PROBLEM STATEMENT.
Every line must be returned precisely as it is written.

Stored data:

>> Start

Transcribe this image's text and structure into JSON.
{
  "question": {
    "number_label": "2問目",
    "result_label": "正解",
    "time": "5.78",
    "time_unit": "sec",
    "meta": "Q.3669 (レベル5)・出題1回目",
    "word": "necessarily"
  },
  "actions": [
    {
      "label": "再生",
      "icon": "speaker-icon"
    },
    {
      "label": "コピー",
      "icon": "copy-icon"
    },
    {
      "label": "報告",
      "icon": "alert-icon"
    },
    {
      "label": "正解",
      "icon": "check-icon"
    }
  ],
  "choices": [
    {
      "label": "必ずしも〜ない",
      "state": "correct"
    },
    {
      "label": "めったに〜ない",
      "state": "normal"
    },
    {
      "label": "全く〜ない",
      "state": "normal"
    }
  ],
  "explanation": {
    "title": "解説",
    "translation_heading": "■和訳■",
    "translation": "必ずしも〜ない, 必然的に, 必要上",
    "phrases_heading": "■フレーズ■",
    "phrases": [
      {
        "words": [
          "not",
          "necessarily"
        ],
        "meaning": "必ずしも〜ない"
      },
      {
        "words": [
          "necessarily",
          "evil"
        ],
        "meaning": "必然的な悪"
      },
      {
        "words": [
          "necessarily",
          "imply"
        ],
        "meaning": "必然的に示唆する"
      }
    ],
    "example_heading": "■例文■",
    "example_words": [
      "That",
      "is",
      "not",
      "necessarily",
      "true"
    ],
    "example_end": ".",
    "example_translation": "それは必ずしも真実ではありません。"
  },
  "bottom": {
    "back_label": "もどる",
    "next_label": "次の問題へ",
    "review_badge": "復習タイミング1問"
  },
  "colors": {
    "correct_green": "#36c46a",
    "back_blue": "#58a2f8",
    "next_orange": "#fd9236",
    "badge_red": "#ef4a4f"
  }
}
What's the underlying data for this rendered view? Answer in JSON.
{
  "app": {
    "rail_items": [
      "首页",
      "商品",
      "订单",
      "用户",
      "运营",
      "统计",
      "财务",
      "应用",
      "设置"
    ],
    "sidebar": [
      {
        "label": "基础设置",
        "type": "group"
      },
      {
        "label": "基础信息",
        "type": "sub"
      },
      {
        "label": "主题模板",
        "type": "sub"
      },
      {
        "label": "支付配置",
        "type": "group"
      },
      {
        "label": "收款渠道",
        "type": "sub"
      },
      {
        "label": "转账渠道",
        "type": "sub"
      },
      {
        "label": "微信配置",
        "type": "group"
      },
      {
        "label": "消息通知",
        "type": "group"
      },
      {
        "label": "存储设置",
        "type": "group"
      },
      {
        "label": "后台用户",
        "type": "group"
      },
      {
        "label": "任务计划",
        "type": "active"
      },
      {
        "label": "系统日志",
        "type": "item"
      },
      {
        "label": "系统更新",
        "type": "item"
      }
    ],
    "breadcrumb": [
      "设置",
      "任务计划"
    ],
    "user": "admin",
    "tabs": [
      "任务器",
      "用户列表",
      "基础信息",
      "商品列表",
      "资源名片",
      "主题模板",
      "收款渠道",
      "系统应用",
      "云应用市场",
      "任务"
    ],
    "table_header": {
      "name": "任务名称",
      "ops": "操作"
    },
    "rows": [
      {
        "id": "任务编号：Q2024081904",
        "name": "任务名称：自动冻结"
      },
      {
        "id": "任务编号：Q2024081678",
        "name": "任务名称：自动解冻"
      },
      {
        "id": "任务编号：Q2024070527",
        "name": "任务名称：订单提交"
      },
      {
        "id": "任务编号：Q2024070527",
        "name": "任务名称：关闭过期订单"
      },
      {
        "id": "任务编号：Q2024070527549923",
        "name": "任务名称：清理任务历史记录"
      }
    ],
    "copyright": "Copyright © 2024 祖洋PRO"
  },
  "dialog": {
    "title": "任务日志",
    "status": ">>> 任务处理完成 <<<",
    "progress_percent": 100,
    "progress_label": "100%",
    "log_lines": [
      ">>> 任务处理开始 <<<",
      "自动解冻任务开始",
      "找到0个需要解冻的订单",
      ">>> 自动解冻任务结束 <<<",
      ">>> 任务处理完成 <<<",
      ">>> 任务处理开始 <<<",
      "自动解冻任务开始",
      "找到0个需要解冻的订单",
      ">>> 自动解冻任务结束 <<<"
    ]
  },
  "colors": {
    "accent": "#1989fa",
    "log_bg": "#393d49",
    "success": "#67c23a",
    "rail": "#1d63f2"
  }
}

>> End

RESULT.
Transcribe this image's text and structure into JSON.
{
  "question": {
    "number_label": "2問目",
    "result_label": "正解",
    "time": "5.78",
    "time_unit": "sec",
    "meta": "Q.3669 (レベル5)・出題1回目",
    "word": "necessarily"
  },
  "actions": [
    {
      "label": "再生",
      "icon": "speaker-icon"
    },
    {
      "label": "コピー",
      "icon": "copy-icon"
    },
    {
      "label": "報告",
      "icon": "alert-icon"
    },
    {
      "label": "正解",
      "icon": "check-icon"
    }
  ],
  "choices": [
    {
      "label": "必ずしも〜ない",
      "state": "correct"
    },
    {
      "label": "めったに〜ない",
      "state": "normal"
    },
    {
      "label": "全く〜ない",
      "state": "normal"
    }
  ],
  "explanation": {
    "title": "解説",
    "translation_heading": "■和訳■",
    "translation": "必ずしも〜ない, 必然的に, 必要上",
    "phrases_heading": "■フレーズ■",
    "phrases": [
      {
        "words": [
          "not",
          "necessarily"
        ],
        "meaning": "必ずしも〜ない"
      },
      {
        "words": [
          "necessarily",
          "evil"
        ],
        "meaning": "必然的な悪"
      },
      {
        "words": [
          "necessarily",
          "imply"
        ],
        "meaning": "必然的に示唆する"
      }
    ],
    "example_heading": "■例文■",
    "example_words": [
      "That",
      "is",
      "not",
      "necessarily",
      "true"
    ],
    "example_end": ".",
    "example_translation": "それは必ずしも真実ではありません。"
  },
  "bottom": {
    "back_label": "もどる",
    "next_label": "次の問題へ",
    "review_badge": "復習タイミング1問"
  },
  "colors": {
    "correct_green": "#36c46a",
    "back_blue": "#58a2f8",
    "next_orange": "#fd9236",
    "badge_red": "#ef4a4f"
  }
}
What's the underlying data for this rendered view? Answer in JSON.
{
  "app": {
    "rail_items": [
      "首页",
      "商品",
      "订单",
      "用户",
      "运营",
      "统计",
      "财务",
      "应用",
      "设置"
    ],
    "sidebar": [
      {
        "label": "基础设置",
        "type": "group"
      },
      {
        "label": "基础信息",
        "type": "sub"
      },
      {
        "label": "主题模板",
        "type": "sub"
      },
      {
        "label": "支付配置",
        "type": "group"
      },
      {
        "label": "收款渠道",
        "type": "sub"
      },
      {
        "label": "转账渠道",
        "type": "sub"
      },
      {
        "label": "微信配置",
        "type": "group"
      },
      {
        "label": "消息通知",
        "type": "group"
      },
      {
        "label": "存储设置",
        "type": "group"
      },
      {
        "label": "后台用户",
        "type": "group"
      },
      {
        "label": "任务计划",
        "type": "active"
      },
      {
        "label": "系统日志",
        "type": "item"
      },
      {
        "label": "系统更新",
        "type": "item"
      }
    ],
    "breadcrumb": [
      "设置",
      "任务计划"
    ],
    "user": "admin",
    "tabs": [
      "任务器",
      "用户列表",
      "基础信息",
      "商品列表",
      "资源名片",
      "主题模板",
      "收款渠道",
      "系统应用",
      "云应用市场",
      "任务"
    ],
    "table_header": {
      "name": "任务名称",
      "ops": "操作"
    },
    "rows": [
      {
        "id": "任务编号：Q2024081904",
        "name": "任务名称：自动冻结"
      },
      {
        "id": "任务编号：Q2024081678",
        "name": "任务名称：自动解冻"
      },
      {
        "id": "任务编号：Q2024070527",
        "name": "任务名称：订单提交"
      },
      {
        "id": "任务编号：Q2024070527",
        "name": "任务名称：关闭过期订单"
      },
      {
        "id": "任务编号：Q2024070527549923",
        "name": "任务名称：清理任务历史记录"
      }
    ],
    "copyright": "Copyright © 2024 祖洋PRO"
  },
  "dialog": {
    "title": "任务日志",
    "status": ">>> 任务处理完成 <<<",
    "progress_percent": 100,
    "progress_label": "100%",
    "log_lines": [
      ">>> 任务处理开始 <<<",
      "自动解冻任务开始",
      "找到0个需要解冻的订单",
      ">>> 自动解冻任务结束 <<<",
      ">>> 任务处理完成 <<<",
      ">>> 任务处理开始 <<<",
      "自动解冻任务开始",
      "找到0个需要解冻的订单",
      ">>> 自动解冻任务结束 <<<"
    ]
  },
  "colors": {
    "accent": "#1989fa",
    "log_bg": "#393d49",
    "success": "#67c23a",
    "rail": "#1d63f2"
  }
}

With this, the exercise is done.